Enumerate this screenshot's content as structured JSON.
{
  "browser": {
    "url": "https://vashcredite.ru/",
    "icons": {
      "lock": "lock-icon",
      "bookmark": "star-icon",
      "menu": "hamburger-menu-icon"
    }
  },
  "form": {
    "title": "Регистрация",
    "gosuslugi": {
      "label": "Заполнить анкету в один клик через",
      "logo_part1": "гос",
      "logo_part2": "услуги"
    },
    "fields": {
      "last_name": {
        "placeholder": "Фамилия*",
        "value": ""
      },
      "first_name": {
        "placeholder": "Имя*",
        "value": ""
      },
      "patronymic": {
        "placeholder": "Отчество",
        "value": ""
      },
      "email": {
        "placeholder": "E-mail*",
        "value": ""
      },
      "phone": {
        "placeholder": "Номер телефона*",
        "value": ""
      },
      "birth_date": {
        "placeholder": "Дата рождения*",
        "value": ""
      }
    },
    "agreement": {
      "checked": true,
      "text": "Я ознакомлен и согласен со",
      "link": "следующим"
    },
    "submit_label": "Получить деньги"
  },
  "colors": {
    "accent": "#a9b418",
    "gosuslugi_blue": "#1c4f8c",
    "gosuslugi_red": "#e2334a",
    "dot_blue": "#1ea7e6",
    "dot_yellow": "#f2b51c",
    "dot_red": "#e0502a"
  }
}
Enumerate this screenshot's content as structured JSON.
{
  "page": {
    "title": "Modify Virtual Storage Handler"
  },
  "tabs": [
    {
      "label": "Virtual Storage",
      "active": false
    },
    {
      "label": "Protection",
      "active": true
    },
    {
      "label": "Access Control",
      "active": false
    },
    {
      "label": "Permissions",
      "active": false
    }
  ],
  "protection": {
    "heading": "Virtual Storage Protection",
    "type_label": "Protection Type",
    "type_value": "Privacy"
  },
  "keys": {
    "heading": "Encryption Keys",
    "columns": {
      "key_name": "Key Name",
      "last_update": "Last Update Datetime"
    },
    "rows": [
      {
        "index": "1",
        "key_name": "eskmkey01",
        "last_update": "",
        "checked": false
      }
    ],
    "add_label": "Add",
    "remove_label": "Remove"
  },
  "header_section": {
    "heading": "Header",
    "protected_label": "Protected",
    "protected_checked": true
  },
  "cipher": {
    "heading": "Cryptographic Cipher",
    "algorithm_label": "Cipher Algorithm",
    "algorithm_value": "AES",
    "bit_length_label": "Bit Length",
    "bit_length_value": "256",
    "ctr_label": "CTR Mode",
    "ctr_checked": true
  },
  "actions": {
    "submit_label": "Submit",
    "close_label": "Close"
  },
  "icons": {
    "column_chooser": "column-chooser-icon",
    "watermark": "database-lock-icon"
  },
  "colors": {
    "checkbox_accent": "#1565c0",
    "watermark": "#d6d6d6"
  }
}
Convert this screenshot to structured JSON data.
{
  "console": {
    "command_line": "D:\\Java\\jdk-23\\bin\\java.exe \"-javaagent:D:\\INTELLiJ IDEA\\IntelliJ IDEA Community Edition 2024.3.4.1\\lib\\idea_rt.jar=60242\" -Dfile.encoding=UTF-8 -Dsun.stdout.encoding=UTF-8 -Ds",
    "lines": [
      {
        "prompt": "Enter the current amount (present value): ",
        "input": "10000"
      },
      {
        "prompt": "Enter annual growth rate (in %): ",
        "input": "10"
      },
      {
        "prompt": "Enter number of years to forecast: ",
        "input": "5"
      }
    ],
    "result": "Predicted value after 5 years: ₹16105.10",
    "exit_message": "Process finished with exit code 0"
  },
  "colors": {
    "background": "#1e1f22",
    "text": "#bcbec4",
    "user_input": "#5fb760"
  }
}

=======

**Exercise instructions**
Your task is to transcribe the line containing "Convert this screenshot" and every line after it, through the last line of the data, exactly as written and with nothing more.

**Full answer**
Convert this screenshot to structured JSON data.
{
  "console": {
    "command_line": "D:\\Java\\jdk-23\\bin\\java.exe \"-javaagent:D:\\INTELLiJ IDEA\\IntelliJ IDEA Community Edition 2024.3.4.1\\lib\\idea_rt.jar=60242\" -Dfile.encoding=UTF-8 -Dsun.stdout.encoding=UTF-8 -Ds",
    "lines": [
      {
        "prompt": "Enter the current amount (present value): ",
        "input": "10000"
      },
      {
        "prompt": "Enter annual growth rate (in %): ",
        "input": "10"
      },
      {
        "prompt": "Enter number of years to forecast: ",
        "input": "5"
      }
    ],
    "result": "Predicted value after 5 years: ₹16105.10",
    "exit_message": "Process finished with exit code 0"
  },
  "colors": {
    "background": "#1e1f22",
    "text": "#bcbec4",
    "user_input": "#5fb760"
  }
}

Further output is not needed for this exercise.